Records about charts and figures
——
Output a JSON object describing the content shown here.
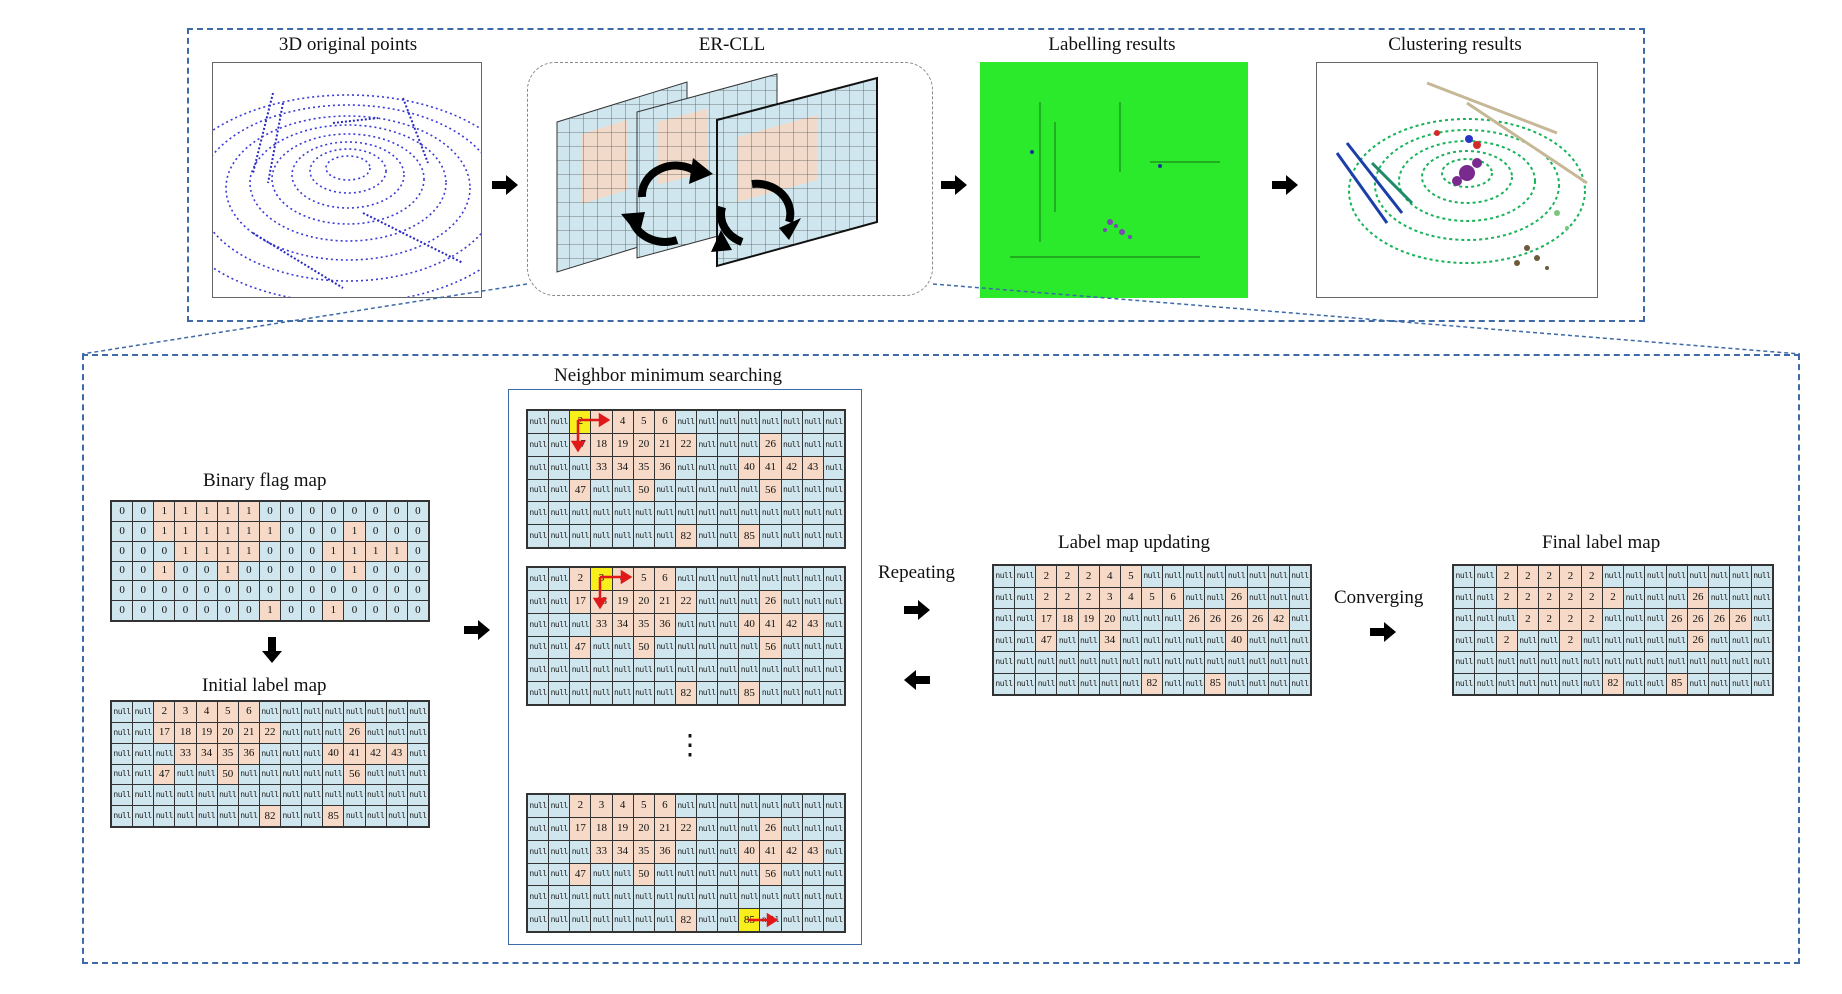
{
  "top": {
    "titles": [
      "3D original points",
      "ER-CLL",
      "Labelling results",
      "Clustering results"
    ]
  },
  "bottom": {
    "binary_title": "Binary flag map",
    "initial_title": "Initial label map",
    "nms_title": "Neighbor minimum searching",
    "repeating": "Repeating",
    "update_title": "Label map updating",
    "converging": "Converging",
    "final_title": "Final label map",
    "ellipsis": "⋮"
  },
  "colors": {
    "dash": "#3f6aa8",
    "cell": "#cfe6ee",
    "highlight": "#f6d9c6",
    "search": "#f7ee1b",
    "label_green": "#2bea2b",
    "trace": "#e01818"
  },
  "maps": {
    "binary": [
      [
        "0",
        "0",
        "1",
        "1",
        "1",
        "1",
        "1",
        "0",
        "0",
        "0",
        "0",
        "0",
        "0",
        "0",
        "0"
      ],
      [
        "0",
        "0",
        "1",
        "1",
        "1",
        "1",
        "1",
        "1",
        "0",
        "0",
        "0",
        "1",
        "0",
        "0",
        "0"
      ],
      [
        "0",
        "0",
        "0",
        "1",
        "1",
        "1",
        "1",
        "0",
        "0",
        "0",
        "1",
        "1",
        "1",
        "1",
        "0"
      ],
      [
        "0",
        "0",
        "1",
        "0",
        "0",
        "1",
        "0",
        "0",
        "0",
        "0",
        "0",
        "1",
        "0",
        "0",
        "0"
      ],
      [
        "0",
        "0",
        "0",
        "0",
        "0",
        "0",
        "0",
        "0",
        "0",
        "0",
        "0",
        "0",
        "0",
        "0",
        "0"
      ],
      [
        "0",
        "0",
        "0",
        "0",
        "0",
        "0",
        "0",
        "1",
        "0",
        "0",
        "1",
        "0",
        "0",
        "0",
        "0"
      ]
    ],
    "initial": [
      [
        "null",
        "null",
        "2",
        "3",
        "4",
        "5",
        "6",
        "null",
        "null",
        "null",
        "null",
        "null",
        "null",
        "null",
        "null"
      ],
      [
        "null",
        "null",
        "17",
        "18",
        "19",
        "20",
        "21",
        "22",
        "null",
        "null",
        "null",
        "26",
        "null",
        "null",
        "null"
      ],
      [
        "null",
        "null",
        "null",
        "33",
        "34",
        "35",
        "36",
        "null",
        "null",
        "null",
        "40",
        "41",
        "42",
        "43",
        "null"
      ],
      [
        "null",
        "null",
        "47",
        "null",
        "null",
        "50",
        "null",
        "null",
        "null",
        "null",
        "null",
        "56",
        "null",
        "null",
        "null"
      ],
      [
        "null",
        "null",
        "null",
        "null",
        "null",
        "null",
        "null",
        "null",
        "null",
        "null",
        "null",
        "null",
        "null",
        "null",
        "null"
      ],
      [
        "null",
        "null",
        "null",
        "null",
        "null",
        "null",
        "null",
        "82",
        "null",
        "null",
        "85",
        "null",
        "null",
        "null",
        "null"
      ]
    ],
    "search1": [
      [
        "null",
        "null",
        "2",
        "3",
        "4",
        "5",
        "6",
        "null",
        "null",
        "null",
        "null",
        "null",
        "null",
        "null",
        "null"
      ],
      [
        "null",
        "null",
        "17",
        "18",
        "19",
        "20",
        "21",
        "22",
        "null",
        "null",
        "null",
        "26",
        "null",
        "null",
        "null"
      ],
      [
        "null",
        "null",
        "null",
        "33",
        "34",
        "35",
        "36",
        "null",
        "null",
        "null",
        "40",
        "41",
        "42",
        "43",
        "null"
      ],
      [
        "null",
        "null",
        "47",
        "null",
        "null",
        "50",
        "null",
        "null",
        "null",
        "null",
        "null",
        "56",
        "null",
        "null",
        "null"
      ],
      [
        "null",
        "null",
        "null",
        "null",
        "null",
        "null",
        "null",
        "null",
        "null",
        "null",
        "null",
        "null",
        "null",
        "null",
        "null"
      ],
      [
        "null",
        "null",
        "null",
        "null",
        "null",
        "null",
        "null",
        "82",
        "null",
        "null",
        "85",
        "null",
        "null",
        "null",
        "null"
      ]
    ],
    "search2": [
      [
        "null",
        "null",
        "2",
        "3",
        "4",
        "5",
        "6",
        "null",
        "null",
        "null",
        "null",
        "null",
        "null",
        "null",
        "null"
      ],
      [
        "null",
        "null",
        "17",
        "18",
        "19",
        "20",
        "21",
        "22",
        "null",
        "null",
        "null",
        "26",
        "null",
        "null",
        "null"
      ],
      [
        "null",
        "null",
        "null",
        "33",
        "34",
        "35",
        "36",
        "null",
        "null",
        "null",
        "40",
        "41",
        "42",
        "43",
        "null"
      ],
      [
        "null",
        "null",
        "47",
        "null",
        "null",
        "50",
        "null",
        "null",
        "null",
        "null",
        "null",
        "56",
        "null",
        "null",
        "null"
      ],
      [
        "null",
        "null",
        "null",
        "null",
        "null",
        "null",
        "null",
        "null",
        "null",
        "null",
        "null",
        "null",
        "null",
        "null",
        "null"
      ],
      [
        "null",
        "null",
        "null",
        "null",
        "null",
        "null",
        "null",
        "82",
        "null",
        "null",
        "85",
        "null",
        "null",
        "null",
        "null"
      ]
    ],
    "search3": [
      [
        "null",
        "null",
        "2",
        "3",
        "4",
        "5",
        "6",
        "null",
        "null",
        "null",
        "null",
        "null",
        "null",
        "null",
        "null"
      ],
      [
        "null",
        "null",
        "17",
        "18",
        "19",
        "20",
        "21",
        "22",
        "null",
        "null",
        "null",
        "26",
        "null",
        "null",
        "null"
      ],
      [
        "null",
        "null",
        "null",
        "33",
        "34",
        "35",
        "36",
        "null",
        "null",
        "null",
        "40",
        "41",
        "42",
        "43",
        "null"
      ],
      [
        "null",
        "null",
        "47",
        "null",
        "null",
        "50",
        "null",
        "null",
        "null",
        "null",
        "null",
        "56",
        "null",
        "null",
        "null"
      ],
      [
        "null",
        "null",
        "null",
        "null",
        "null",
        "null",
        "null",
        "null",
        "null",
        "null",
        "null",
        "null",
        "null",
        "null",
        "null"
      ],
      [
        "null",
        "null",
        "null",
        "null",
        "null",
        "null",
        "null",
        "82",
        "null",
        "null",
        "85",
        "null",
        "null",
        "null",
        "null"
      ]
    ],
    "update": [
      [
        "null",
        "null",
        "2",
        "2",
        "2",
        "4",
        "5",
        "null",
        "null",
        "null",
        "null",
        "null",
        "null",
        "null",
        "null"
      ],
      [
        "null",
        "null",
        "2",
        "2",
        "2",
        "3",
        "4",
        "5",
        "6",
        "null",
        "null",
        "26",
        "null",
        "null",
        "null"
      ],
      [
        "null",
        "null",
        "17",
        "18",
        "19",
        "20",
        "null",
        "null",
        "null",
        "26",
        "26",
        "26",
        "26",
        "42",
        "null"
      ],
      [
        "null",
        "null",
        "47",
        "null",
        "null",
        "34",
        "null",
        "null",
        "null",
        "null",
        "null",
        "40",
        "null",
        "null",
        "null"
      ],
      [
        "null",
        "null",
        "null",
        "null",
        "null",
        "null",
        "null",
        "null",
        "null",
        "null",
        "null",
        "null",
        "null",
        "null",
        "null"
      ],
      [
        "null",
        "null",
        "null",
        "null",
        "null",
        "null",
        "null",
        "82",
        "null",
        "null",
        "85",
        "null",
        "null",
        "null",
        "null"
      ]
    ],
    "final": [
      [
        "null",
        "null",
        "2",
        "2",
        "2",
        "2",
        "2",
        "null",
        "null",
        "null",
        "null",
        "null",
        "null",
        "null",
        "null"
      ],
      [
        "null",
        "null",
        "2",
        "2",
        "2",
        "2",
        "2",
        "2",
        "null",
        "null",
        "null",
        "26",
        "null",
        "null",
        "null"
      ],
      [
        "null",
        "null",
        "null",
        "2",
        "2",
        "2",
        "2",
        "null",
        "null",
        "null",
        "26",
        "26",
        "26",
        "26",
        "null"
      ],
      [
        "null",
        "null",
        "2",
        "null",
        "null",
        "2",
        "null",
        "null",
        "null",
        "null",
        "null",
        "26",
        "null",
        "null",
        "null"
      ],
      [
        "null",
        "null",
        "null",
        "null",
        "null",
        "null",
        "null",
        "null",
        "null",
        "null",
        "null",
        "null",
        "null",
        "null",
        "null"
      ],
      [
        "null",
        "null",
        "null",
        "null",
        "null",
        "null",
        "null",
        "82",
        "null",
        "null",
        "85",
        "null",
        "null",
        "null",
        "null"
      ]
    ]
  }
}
——
Copy whichever lines in the listing above contain the word "results".

      "Labelling results",
      "Clustering results"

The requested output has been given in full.